- _Work to be completed_
Look over the lines below. Report each one that includes the string "Cómo".

— Start Raw records —

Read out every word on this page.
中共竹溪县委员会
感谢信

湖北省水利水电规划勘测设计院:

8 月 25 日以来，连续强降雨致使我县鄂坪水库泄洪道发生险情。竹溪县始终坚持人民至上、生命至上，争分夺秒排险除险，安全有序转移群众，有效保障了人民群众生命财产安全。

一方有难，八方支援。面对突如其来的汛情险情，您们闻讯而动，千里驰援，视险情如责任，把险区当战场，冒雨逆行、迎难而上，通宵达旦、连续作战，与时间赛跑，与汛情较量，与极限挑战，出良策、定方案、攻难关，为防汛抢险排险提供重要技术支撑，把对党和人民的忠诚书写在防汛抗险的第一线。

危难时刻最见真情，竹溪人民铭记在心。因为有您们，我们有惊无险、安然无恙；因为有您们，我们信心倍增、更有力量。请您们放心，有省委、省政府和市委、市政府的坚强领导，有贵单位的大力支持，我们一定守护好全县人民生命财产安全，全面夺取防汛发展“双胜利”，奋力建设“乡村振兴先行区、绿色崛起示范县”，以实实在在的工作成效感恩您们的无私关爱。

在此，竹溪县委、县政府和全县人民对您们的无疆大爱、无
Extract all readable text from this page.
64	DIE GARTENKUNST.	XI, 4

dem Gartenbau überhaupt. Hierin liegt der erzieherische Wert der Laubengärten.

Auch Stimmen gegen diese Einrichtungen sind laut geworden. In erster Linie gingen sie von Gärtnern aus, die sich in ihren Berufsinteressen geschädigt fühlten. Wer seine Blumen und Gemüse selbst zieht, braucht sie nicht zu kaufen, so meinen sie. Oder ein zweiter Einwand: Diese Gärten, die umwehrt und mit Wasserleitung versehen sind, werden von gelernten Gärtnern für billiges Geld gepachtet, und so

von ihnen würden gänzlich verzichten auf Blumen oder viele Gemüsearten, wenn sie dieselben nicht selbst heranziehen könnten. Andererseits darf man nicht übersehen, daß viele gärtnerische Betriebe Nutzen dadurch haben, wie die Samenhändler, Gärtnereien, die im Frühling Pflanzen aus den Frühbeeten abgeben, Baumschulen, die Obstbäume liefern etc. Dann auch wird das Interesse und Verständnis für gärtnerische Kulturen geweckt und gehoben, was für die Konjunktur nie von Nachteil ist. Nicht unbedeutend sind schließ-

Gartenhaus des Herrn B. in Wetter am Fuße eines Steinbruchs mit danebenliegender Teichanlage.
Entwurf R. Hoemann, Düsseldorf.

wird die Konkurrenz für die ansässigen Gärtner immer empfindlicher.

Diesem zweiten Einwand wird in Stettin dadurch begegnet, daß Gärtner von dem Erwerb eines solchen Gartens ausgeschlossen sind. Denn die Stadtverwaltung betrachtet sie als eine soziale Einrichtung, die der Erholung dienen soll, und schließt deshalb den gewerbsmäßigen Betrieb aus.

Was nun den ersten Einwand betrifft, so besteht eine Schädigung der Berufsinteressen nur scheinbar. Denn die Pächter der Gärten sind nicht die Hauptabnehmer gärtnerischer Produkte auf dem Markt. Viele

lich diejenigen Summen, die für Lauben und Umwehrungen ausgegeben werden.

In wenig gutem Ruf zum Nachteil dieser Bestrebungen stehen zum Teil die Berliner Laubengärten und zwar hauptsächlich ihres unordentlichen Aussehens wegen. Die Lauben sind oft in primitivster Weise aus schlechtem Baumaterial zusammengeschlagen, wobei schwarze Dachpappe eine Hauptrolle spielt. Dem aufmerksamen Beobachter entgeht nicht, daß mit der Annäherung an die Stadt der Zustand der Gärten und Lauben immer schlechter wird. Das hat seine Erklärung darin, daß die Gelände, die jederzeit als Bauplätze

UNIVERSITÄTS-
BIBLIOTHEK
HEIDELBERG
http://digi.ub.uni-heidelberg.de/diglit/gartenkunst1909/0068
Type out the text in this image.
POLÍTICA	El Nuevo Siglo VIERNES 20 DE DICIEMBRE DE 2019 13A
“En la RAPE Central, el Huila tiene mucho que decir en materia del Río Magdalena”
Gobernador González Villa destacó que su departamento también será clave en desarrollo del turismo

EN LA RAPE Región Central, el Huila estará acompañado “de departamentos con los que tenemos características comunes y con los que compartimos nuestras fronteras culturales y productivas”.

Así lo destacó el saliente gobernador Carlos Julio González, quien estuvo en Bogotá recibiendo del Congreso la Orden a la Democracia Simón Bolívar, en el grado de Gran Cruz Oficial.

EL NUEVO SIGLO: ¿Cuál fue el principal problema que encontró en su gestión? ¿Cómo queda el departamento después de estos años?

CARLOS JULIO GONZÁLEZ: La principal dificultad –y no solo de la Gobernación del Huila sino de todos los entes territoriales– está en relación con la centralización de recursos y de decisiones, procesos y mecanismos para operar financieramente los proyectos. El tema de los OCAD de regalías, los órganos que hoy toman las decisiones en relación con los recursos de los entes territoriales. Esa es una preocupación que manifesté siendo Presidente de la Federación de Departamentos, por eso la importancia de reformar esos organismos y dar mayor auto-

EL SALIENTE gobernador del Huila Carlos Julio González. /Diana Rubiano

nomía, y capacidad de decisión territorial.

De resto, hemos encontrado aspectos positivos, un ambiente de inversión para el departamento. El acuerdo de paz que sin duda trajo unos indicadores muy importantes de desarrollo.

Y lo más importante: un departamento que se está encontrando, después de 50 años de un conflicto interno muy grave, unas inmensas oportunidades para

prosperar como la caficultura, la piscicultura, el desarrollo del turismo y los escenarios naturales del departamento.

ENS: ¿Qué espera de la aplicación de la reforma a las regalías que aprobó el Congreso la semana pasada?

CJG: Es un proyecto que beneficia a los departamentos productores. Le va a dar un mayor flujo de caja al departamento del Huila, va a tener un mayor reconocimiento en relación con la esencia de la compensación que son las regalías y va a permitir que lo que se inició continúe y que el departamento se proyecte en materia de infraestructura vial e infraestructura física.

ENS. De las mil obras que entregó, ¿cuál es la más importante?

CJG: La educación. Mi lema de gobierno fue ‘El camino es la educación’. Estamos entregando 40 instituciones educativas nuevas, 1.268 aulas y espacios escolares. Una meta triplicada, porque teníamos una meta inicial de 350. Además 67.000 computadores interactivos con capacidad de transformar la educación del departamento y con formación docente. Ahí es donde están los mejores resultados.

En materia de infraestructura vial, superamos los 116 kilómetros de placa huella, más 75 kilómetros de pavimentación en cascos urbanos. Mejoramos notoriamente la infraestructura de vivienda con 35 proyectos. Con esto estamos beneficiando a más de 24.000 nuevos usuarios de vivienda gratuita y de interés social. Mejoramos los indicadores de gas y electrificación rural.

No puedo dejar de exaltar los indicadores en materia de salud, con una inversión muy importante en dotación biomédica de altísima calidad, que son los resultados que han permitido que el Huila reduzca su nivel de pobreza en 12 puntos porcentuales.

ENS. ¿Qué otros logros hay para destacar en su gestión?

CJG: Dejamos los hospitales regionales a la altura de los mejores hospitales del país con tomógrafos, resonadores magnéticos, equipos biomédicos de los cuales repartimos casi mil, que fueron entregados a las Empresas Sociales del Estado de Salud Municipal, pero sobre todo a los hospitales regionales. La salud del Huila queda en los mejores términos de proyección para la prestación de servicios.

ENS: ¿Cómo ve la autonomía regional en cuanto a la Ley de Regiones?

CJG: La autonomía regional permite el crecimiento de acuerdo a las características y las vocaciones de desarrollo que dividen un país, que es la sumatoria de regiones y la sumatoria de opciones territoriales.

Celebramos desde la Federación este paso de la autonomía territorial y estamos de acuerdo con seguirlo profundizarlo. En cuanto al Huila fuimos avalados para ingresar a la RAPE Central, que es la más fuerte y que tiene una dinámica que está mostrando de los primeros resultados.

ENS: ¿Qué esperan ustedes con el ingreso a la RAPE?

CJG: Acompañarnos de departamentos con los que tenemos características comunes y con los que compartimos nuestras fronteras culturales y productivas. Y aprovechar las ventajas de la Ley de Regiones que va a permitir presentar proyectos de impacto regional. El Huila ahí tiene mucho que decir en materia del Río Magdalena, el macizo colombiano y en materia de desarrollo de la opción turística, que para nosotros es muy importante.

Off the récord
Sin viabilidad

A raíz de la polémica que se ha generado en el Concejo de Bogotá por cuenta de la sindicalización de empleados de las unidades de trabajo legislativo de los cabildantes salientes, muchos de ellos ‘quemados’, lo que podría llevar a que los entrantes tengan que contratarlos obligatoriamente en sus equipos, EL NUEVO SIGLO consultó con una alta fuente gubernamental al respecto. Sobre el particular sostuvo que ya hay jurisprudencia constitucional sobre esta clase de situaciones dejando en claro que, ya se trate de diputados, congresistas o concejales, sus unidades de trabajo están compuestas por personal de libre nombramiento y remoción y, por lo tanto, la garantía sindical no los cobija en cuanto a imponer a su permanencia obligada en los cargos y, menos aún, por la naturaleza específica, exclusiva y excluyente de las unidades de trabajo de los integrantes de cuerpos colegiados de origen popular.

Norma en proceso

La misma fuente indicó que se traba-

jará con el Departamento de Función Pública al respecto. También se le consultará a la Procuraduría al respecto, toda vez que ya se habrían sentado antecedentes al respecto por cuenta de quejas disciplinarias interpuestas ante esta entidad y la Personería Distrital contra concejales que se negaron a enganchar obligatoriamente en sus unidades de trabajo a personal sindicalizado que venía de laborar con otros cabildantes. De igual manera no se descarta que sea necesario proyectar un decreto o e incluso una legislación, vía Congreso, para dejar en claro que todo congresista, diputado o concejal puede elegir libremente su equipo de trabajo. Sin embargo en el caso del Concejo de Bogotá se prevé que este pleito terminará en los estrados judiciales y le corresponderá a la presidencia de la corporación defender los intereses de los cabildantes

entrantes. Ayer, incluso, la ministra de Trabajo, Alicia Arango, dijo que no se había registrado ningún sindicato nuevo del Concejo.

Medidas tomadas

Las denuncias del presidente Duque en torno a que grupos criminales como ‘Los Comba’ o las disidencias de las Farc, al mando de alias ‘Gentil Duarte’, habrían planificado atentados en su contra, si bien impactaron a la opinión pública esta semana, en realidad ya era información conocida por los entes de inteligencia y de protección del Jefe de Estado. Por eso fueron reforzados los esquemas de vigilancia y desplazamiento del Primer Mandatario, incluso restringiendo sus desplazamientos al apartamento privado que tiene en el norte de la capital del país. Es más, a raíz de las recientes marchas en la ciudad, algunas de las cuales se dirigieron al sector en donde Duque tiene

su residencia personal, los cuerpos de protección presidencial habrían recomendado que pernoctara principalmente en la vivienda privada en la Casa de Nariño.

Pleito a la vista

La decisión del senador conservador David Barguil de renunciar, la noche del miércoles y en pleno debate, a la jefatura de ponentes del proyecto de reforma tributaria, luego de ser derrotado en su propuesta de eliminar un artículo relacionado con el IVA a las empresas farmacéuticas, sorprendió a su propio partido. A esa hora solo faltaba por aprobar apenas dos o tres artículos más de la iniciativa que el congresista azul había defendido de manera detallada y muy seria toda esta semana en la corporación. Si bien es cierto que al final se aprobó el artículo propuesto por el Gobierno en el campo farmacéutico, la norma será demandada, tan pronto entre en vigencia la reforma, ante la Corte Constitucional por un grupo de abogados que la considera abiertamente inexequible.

— End Raw records —

- _Solved exercise_
EL NUEVO SIGLO: ¿Cuál fue el principal problema que encontró en su gestión? ¿Cómo queda el departamento después de estos años?
ENS: ¿Cómo ve la autonomía regional en cuanto a la Ley de Regiones?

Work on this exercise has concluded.